[start The records]

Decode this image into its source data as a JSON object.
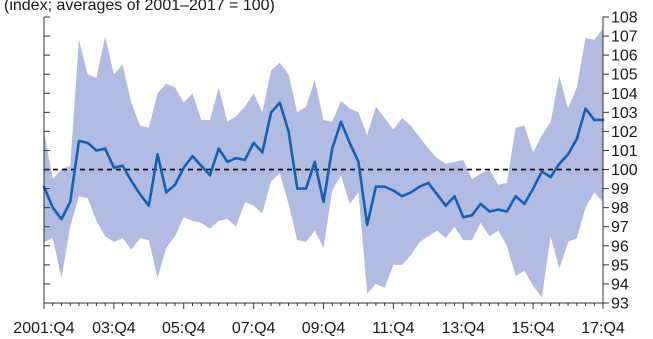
{
  "header": {
    "text": "(index; averages of 2001–2017 = 100)"
  },
  "chart_data": {
    "type": "line",
    "x_tick_labels": [
      "2001:Q4",
      "03:Q4",
      "05:Q4",
      "07:Q4",
      "09:Q4",
      "11:Q4",
      "13:Q4",
      "15:Q4",
      "17:Q4"
    ],
    "x_tick_index": [
      0,
      8,
      16,
      24,
      32,
      40,
      48,
      56,
      64
    ],
    "y_ticks": [
      93,
      94,
      95,
      96,
      97,
      98,
      99,
      100,
      101,
      102,
      103,
      104,
      105,
      106,
      107,
      108
    ],
    "ylim": [
      93,
      108
    ],
    "y_axis_side": "right",
    "reference_line": {
      "y": 100,
      "style": "dashed"
    },
    "colors": {
      "line": "#1461b3",
      "band": "#b2bbe2",
      "reference": "#000000",
      "axis": "#333333"
    },
    "series": [
      {
        "values": [
          99.1,
          98.0,
          97.4,
          98.3,
          101.5,
          101.4,
          101.0,
          101.1,
          100.1,
          100.2,
          99.4,
          98.7,
          98.1,
          100.8,
          98.8,
          99.2,
          100.1,
          100.7,
          100.2,
          99.7,
          101.1,
          100.4,
          100.6,
          100.5,
          101.4,
          100.9,
          103.0,
          103.5,
          102.0,
          99.0,
          99.0,
          100.4,
          98.3,
          101.1,
          102.5,
          101.4,
          100.4,
          97.1,
          99.1,
          99.1,
          98.9,
          98.6,
          98.8,
          99.1,
          99.3,
          98.7,
          98.1,
          98.6,
          97.5,
          97.6,
          98.2,
          97.8,
          97.9,
          97.8,
          98.6,
          98.2,
          99.0,
          99.9,
          99.6,
          100.3,
          100.8,
          101.6,
          103.2,
          102.6,
          102.6
        ]
      }
    ],
    "band": {
      "upper": [
        102.0,
        99.5,
        100.0,
        100.2,
        106.8,
        105.0,
        104.8,
        107.0,
        105.0,
        105.5,
        103.5,
        102.3,
        102.2,
        104.0,
        104.5,
        104.3,
        103.5,
        104.0,
        102.6,
        102.6,
        104.3,
        102.5,
        102.8,
        103.3,
        104.0,
        103.0,
        105.2,
        105.6,
        105.0,
        103.0,
        103.3,
        104.7,
        102.6,
        102.5,
        103.6,
        103.2,
        103.0,
        101.8,
        103.3,
        102.7,
        102.1,
        102.7,
        102.3,
        101.7,
        101.1,
        100.6,
        100.3,
        100.4,
        100.5,
        99.5,
        99.8,
        100.0,
        99.2,
        99.3,
        102.2,
        102.3,
        100.9,
        101.8,
        102.5,
        104.9,
        103.2,
        104.3,
        106.9,
        106.8,
        107.4
      ],
      "lower": [
        96.2,
        96.4,
        94.3,
        97.0,
        98.6,
        98.5,
        97.3,
        96.5,
        96.2,
        96.4,
        95.8,
        96.4,
        96.3,
        94.3,
        95.9,
        96.5,
        97.5,
        97.3,
        97.2,
        96.9,
        97.3,
        97.4,
        97.0,
        98.3,
        98.1,
        97.7,
        99.4,
        99.8,
        98.2,
        96.3,
        96.2,
        96.8,
        95.9,
        98.9,
        99.7,
        98.2,
        98.8,
        93.5,
        94.0,
        93.8,
        95.0,
        95.0,
        95.5,
        96.2,
        96.5,
        96.8,
        96.4,
        97.0,
        96.3,
        96.3,
        97.2,
        96.5,
        96.8,
        96.0,
        94.4,
        94.7,
        93.9,
        93.3,
        96.5,
        94.8,
        96.2,
        96.4,
        98.0,
        98.8,
        98.3
      ]
    }
  }
}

[end The records]

**Written problem**
All of the material above should be reproduced exactly, except the pictures.

**Exercise response**
Decode this image into its source data as a JSON object.
{
  "header": {
    "text": "(index; averages of 2001–2017 = 100)"
  },
  "chart_data": {
    "type": "line",
    "x_tick_labels": [
      "2001:Q4",
      "03:Q4",
      "05:Q4",
      "07:Q4",
      "09:Q4",
      "11:Q4",
      "13:Q4",
      "15:Q4",
      "17:Q4"
    ],
    "x_tick_index": [
      0,
      8,
      16,
      24,
      32,
      40,
      48,
      56,
      64
    ],
    "y_ticks": [
      93,
      94,
      95,
      96,
      97,
      98,
      99,
      100,
      101,
      102,
      103,
      104,
      105,
      106,
      107,
      108
    ],
    "ylim": [
      93,
      108
    ],
    "y_axis_side": "right",
    "reference_line": {
      "y": 100,
      "style": "dashed"
    },
    "colors": {
      "line": "#1461b3",
      "band": "#b2bbe2",
      "reference": "#000000",
      "axis": "#333333"
    },
    "series": [
      {
        "values": [
          99.1,
          98.0,
          97.4,
          98.3,
          101.5,
          101.4,
          101.0,
          101.1,
          100.1,
          100.2,
          99.4,
          98.7,
          98.1,
          100.8,
          98.8,
          99.2,
          100.1,
          100.7,
          100.2,
          99.7,
          101.1,
          100.4,
          100.6,
          100.5,
          101.4,
          100.9,
          103.0,
          103.5,
          102.0,
          99.0,
          99.0,
          100.4,
          98.3,
          101.1,
          102.5,
          101.4,
          100.4,
          97.1,
          99.1,
          99.1,
          98.9,
          98.6,
          98.8,
          99.1,
          99.3,
          98.7,
          98.1,
          98.6,
          97.5,
          97.6,
          98.2,
          97.8,
          97.9,
          97.8,
          98.6,
          98.2,
          99.0,
          99.9,
          99.6,
          100.3,
          100.8,
          101.6,
          103.2,
          102.6,
          102.6
        ]
      }
    ],
    "band": {
      "upper": [
        102.0,
        99.5,
        100.0,
        100.2,
        106.8,
        105.0,
        104.8,
        107.0,
        105.0,
        105.5,
        103.5,
        102.3,
        102.2,
        104.0,
        104.5,
        104.3,
        103.5,
        104.0,
        102.6,
        102.6,
        104.3,
        102.5,
        102.8,
        103.3,
        104.0,
        103.0,
        105.2,
        105.6,
        105.0,
        103.0,
        103.3,
        104.7,
        102.6,
        102.5,
        103.6,
        103.2,
        103.0,
        101.8,
        103.3,
        102.7,
        102.1,
        102.7,
        102.3,
        101.7,
        101.1,
        100.6,
        100.3,
        100.4,
        100.5,
        99.5,
        99.8,
        100.0,
        99.2,
        99.3,
        102.2,
        102.3,
        100.9,
        101.8,
        102.5,
        104.9,
        103.2,
        104.3,
        106.9,
        106.8,
        107.4
      ],
      "lower": [
        96.2,
        96.4,
        94.3,
        97.0,
        98.6,
        98.5,
        97.3,
        96.5,
        96.2,
        96.4,
        95.8,
        96.4,
        96.3,
        94.3,
        95.9,
        96.5,
        97.5,
        97.3,
        97.2,
        96.9,
        97.3,
        97.4,
        97.0,
        98.3,
        98.1,
        97.7,
        99.4,
        99.8,
        98.2,
        96.3,
        96.2,
        96.8,
        95.9,
        98.9,
        99.7,
        98.2,
        98.8,
        93.5,
        94.0,
        93.8,
        95.0,
        95.0,
        95.5,
        96.2,
        96.5,
        96.8,
        96.4,
        97.0,
        96.3,
        96.3,
        97.2,
        96.5,
        96.8,
        96.0,
        94.4,
        94.7,
        93.9,
        93.3,
        96.5,
        94.8,
        96.2,
        96.4,
        98.0,
        98.8,
        98.3
      ]
    }
  }
}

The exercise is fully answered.